**Exercise set:**
1. From the FreeBSD network stack thread, extract the passage starting with "Not sure if" and going on through "sysctl.conf look like?".
2. Write a continuation of the FreeBSD network stack thread, picking up after its last line.

**Text extract:**
Re: FreeBSD 8.0 - network stack crashes?

From: Eirik Øverby <ltning_at_anduin.net> Date: Mon, 30 Nov 2009 09:26:00 +0100 · This archive was generated by hypermail 2.4.0 : Wed May 19 2021 - 11:39:58 UTC

On 30. nov. 2009, at 08.47, Adrian Chadd wrote:

> That URL works for me. So how much traffic is this box handling during
> peak times?

Depends how you define load. It's a storage box (14TB ZFS) with a small handful of NFS clients pushing backup data to it .. So lots of traffic in bytes/sec, but not many clients.

> I've seen this on the proxy boxes that I've setup. There's a lot of
> data being tied up in socket buffers as well as being routed between
> interfaces (ie, stuff that isn't being intercepted.)  Take a look at
> "netstat -an" when things are locked up; see if there's any sockets
> which have full send/receive queues.

If you're referring to the Send-Q and Recv-Q values, they are zero everywhere I can tell.

> I'm going to take a complete stab in the dark here and say this sounds
> a little like a livelock. Ie, something is queuing data and allocating
> mbufs for TX (and something else is generating mbufs - I dunno, packet
> headers?) far faster than the NIC is able to TX them out, and there's
> not enough backpressure on whatever (say, the stuff filling socket
> buffers) to stop the mbuf exhaustion. Again, I've seen this kind of
> crap on proxy boxes.

Not sure if this applies in our case. See the (very) end of this mail for some debug/stats output from em1 (the interface currently in use; I disabled lagg/lacp to ease debugging).

> See if you have full socket buffers showing up in netstat -an. Have
> you tweaked the socket/TCP send/receive sizes? I typically lock mine
> down to something small (32k-64k for the most part) so I don't hit
> mbuf exhaustion on very busy proxies.

I haven't touched any defaults except the mbuf clusters. What does your sysctl.conf look like?

Thanks,
/Eirik

> 2c,
> 
> 
> 
> Adrian
> 
> 2009/11/30 Eirik Øverby <ltning_at_anduin.net>:
>> On 29. nov. 2009, at 15.29, Robert Watson wrote:
>> 
>>> On Sun, 29 Nov 2009, Eirik Øverby wrote:
>>> 
>>>> I just did that (-rxcsum -txcsum -tso), but the numbers still keep rising. I'll wait and see if it goes down again, then reboot with those values to see how it behaves. But right away it doesn't look too good ..

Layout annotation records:

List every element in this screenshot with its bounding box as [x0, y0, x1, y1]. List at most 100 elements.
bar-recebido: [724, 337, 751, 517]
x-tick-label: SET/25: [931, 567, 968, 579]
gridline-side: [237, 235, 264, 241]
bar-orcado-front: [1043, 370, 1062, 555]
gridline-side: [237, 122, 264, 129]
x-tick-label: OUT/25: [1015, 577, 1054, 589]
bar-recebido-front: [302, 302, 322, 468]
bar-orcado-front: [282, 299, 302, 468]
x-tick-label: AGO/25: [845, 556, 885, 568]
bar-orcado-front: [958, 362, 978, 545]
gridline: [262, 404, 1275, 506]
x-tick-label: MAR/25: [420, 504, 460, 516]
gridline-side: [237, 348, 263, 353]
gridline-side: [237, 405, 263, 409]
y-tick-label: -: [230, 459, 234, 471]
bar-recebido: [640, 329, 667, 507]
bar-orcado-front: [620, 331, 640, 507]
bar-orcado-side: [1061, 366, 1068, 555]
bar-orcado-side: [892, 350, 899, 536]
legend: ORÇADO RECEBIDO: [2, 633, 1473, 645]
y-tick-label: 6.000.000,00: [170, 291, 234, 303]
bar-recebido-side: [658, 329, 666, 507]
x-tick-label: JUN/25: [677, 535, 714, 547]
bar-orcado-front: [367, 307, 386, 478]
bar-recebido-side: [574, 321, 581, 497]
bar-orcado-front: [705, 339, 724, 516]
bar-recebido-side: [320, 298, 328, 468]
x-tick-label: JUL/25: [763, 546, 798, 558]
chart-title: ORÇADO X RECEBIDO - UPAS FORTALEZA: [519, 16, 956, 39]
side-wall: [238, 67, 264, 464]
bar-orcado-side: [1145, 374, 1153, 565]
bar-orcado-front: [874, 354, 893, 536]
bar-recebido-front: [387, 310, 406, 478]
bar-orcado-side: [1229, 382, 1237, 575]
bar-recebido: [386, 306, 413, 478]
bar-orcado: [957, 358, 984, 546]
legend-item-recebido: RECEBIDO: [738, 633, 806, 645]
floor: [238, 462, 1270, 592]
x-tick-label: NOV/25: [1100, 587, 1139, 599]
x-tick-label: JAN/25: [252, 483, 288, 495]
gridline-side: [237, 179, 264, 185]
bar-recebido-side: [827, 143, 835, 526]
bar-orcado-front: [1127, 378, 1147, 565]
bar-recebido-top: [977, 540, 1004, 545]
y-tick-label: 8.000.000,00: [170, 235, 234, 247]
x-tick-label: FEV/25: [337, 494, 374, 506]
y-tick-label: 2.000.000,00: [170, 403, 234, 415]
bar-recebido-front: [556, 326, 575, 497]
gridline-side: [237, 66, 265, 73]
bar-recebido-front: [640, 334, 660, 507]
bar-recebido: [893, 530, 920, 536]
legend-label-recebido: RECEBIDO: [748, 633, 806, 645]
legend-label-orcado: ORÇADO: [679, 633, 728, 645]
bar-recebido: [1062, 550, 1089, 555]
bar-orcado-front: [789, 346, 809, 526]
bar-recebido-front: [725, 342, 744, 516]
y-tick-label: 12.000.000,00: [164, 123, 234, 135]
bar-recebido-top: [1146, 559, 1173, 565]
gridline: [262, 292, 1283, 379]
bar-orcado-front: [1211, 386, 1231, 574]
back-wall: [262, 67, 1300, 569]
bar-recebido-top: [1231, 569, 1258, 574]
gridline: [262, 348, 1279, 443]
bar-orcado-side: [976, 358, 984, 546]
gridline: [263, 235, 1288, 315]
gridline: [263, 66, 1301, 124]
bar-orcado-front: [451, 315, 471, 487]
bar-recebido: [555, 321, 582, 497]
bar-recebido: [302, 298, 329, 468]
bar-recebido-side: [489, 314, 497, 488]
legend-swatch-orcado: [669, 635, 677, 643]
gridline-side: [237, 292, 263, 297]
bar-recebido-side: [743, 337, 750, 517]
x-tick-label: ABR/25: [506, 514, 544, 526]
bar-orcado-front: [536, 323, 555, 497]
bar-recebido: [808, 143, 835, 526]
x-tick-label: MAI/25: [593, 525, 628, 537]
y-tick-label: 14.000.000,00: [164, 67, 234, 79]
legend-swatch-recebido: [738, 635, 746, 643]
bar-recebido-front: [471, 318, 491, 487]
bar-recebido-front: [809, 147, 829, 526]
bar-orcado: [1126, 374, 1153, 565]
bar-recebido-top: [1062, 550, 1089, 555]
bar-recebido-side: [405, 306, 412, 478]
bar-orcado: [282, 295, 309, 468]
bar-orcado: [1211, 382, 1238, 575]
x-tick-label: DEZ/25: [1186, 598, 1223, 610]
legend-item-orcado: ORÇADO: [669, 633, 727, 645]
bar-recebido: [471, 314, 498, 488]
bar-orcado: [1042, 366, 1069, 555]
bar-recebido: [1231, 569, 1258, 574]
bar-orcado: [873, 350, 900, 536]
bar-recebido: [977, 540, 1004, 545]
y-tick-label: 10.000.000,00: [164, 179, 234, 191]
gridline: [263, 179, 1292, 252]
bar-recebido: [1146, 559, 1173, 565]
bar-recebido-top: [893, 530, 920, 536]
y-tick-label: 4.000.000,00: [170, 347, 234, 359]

**Answers to the exercises:**
1.
Not sure if this applies in our case. See the (very) end of this mail for some debug/stats output from em1 (the interface currently in use; I disabled lagg/lacp to ease debugging).

> See if you have full socket buffers showing up in netstat -an. Have
> you tweaked the socket/TCP send/receive sizes? I typically lock mine
> down to something small (32k-64k for the most part) so I don't hit
> mbuf exhaustion on very busy proxies.

I haven't touched any defaults except the mbuf clusters. What does your sysctl.conf look like?

2.
>>> 
>>> It would be interesting to know if any of the counters in the output of netstat -s grow linearly with the allocation count in netstat -m.  Often times leaks are associated with edge cases in the stack (typically because if they are in common cases the bug is detected really quickly!) -- usually error handling, where in some error case the unwinding fails to free an mbuf that it should free.  These are notoriously hard to track down, unfortunately, but the stats output (especially where delta alloc is linear to delta stat) may inform the situation some more.
>> 
>> From what I can tell, all that goes up with mbuf usage is traffic/packet counts. I can't say I see anything fishy in there.
>> 
>> From the last few samples in
>> http://anduin.net/~ltning/netstat.log
>> you can see the host stops receiving any packets, but does a few retransmits before the session where this script ran timed out.
>> 
>> /Eirik
>> 
>> _______________________________________________
>> freebsd-current_at_freebsd.org mailing list
>> http://lists.freebsd.org/mailman/listinfo/freebsd-current
>> To unsubscribe, send any mail to "freebsd-current-unsubscribe_at_freebsd.org"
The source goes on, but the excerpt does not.